Work to complete
Report every line from the material that contains the word "Cubulco".

*** Provided records

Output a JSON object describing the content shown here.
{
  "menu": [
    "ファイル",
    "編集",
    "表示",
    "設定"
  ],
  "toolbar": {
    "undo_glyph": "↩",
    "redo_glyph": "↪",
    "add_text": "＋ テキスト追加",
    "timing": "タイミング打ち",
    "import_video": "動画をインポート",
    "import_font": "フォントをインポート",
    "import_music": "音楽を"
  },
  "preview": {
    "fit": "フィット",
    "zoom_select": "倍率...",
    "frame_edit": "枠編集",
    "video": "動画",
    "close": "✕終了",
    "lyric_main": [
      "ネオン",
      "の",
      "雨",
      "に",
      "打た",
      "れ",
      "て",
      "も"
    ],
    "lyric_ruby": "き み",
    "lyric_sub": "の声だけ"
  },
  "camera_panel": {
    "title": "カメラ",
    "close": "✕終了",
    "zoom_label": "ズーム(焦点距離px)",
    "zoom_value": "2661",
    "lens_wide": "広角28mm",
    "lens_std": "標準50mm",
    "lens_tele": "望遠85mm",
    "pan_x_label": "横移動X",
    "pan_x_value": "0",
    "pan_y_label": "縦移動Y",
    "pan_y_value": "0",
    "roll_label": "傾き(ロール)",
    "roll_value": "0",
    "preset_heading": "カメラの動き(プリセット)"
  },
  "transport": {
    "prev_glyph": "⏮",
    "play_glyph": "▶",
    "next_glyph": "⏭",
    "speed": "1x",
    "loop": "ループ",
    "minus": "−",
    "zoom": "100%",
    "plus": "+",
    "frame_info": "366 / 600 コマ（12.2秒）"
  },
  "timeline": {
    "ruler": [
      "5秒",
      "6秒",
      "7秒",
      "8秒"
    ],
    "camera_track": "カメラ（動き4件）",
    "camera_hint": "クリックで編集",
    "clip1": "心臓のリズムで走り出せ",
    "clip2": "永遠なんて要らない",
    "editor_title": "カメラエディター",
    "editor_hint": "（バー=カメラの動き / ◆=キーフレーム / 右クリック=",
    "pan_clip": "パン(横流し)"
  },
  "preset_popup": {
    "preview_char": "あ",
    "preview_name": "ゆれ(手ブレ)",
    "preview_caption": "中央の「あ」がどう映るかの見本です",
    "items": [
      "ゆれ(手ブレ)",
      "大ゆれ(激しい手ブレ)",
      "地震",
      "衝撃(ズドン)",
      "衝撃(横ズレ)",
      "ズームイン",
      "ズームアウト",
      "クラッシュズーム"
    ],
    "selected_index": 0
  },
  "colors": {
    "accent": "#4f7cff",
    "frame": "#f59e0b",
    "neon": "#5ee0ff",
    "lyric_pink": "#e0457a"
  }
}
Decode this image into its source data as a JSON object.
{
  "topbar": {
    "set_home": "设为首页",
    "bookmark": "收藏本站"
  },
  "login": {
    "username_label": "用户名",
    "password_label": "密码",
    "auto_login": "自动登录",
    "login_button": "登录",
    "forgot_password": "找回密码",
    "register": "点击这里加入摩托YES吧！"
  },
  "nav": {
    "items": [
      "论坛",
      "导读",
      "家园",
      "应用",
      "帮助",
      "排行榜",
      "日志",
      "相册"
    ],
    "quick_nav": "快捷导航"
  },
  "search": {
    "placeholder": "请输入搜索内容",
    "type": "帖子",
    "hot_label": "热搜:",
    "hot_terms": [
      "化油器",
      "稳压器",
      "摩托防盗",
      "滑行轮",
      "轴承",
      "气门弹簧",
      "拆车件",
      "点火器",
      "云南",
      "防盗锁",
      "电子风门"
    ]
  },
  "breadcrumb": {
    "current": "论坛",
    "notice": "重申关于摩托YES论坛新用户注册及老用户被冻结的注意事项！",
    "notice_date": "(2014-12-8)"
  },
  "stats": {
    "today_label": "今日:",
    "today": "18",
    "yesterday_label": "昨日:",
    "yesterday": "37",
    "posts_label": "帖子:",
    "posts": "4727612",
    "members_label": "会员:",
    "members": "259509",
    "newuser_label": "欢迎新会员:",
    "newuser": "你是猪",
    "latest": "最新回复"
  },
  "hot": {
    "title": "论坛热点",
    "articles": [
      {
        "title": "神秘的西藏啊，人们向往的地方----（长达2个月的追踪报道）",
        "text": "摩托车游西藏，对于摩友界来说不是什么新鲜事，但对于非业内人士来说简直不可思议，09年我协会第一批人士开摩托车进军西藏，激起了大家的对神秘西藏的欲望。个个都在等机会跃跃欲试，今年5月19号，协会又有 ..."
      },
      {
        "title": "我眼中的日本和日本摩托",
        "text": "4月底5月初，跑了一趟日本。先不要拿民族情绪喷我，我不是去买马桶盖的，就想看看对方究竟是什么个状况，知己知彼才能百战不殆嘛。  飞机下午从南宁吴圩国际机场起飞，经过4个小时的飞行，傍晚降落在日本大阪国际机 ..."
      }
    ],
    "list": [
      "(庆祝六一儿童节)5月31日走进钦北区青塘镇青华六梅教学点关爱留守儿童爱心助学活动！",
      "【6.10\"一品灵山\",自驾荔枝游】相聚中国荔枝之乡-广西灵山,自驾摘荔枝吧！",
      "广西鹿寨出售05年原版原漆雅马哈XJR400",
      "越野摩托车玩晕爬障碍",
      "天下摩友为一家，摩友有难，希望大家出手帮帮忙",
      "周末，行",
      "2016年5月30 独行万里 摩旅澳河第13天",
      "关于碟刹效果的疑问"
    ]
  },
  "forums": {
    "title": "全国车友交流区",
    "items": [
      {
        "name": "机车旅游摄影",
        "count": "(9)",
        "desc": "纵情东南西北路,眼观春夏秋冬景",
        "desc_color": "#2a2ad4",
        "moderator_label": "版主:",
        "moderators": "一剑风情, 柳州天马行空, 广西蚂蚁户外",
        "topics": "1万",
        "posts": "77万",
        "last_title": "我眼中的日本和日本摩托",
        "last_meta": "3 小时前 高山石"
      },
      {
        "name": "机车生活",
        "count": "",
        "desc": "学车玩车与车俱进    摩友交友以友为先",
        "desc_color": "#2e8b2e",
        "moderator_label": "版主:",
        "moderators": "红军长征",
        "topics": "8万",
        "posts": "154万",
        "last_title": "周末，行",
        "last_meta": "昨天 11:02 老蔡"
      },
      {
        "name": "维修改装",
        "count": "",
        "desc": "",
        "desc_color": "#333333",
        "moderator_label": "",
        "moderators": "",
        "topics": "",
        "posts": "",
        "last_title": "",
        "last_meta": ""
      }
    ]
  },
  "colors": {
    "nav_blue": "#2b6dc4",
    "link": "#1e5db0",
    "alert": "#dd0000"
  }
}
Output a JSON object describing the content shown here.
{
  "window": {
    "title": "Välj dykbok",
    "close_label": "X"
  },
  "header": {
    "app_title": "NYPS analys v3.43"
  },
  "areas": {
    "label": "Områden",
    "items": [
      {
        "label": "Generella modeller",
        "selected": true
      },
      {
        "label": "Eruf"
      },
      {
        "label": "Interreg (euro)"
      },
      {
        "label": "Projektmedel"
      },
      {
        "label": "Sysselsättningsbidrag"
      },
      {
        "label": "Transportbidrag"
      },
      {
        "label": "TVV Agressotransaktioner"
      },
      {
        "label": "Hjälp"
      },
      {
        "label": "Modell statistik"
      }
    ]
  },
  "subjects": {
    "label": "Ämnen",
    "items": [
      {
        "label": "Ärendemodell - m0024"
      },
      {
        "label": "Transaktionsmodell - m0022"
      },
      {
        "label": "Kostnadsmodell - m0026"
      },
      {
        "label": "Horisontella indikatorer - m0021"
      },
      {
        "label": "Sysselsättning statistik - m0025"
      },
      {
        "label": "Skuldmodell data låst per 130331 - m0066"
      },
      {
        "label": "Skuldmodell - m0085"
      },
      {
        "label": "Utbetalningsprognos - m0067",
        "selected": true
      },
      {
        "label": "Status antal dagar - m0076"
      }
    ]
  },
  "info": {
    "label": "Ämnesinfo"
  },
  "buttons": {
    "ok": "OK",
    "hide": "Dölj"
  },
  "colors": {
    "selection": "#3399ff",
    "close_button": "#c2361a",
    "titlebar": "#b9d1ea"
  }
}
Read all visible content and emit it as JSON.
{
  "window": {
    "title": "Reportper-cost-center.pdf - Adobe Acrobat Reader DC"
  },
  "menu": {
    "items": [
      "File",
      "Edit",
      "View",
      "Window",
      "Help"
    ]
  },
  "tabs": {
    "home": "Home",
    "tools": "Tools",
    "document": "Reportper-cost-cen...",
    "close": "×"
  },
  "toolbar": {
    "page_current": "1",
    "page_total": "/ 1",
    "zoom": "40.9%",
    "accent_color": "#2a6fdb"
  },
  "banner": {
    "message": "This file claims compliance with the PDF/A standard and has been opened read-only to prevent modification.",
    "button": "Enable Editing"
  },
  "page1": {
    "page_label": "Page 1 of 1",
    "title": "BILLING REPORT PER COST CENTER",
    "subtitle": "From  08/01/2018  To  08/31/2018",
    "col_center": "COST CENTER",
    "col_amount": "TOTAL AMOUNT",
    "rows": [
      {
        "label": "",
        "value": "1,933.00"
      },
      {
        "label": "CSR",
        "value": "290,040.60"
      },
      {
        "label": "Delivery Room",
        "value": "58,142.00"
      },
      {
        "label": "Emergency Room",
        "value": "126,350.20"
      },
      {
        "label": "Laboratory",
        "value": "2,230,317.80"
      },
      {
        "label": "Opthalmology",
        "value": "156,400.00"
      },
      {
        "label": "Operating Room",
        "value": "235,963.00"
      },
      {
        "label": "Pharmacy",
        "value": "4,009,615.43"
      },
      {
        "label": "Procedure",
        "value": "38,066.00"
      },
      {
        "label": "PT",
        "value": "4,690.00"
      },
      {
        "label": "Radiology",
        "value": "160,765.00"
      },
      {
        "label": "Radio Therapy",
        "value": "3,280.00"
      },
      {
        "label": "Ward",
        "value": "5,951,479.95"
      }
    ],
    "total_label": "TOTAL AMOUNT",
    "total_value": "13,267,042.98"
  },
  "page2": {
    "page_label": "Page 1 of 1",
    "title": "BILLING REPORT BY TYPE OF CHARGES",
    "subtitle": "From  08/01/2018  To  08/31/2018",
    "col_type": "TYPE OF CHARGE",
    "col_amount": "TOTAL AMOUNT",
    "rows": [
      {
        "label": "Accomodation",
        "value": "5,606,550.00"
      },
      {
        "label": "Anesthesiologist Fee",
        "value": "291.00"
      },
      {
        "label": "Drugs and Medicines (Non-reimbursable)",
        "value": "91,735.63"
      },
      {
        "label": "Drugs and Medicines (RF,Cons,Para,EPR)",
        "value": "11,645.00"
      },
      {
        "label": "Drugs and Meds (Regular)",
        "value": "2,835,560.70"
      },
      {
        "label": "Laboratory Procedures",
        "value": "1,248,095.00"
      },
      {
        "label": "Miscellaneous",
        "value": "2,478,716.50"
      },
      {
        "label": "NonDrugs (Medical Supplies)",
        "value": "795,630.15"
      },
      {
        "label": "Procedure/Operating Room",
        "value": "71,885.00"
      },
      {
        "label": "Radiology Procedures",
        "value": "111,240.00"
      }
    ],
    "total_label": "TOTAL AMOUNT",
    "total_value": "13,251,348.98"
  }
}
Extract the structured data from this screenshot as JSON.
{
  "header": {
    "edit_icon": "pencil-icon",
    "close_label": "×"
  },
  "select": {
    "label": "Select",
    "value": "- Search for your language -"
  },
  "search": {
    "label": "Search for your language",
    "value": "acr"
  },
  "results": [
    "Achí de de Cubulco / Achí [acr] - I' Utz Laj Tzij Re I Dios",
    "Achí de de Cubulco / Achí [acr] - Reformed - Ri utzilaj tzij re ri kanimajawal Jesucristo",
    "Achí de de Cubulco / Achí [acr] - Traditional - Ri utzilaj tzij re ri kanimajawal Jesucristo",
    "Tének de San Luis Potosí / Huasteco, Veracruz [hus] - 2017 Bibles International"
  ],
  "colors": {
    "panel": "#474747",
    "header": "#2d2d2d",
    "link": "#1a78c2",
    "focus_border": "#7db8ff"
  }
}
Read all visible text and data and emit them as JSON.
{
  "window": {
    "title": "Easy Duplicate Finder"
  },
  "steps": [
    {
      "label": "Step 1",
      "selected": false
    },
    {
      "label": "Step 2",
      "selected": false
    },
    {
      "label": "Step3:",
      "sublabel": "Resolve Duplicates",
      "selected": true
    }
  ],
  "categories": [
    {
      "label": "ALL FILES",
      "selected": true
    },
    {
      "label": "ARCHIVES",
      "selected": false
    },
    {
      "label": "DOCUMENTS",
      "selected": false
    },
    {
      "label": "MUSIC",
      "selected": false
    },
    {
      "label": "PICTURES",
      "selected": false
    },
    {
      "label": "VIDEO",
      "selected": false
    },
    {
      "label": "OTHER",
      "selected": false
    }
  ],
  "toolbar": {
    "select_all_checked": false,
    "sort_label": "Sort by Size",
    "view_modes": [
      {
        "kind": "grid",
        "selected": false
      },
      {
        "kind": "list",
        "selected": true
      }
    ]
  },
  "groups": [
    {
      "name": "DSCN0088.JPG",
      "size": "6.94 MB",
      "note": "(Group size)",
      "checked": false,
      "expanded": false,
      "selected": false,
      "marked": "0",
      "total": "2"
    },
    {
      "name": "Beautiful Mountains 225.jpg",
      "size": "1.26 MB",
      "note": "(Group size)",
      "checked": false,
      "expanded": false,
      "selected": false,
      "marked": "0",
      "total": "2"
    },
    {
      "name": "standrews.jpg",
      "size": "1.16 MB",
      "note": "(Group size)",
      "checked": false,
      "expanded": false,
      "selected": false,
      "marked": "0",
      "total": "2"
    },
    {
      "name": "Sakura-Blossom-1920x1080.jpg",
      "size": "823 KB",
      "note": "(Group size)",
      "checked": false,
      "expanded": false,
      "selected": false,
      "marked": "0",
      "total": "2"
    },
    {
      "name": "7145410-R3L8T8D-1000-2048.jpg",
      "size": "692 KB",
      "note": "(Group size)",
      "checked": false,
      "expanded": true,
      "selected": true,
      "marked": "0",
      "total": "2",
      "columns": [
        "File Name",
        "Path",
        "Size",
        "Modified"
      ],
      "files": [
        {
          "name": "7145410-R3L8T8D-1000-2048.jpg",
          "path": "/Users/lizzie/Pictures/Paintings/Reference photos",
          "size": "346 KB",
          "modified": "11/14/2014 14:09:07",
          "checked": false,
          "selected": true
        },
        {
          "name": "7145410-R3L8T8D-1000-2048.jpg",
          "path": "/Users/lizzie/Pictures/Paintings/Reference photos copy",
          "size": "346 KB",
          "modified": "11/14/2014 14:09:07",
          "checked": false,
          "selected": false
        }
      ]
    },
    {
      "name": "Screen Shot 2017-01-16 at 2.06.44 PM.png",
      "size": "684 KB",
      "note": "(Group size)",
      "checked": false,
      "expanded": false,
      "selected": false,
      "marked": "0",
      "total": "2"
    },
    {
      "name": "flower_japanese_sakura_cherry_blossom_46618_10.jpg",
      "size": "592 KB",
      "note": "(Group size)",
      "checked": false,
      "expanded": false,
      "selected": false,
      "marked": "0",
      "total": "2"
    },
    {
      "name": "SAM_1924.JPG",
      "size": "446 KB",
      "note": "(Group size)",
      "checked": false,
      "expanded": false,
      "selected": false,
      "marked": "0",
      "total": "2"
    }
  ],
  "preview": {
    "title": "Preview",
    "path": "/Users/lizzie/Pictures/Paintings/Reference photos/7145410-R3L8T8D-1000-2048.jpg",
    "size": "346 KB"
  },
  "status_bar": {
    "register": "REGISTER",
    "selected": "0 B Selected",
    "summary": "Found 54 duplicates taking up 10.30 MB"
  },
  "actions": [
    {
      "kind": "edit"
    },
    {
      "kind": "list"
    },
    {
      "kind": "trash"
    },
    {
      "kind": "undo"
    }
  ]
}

******

Written answer
    "Achí de de Cubulco / Achí [acr] - I' Utz Laj Tzij Re I Dios",
    "Achí de de Cubulco / Achí [acr] - Reformed - Ri utzilaj tzij re ri kanimajawal Jesucristo",
    "Achí de de Cubulco / Achí [acr] - Traditional - Ri utzilaj tzij re ri kanimajawal Jesucristo",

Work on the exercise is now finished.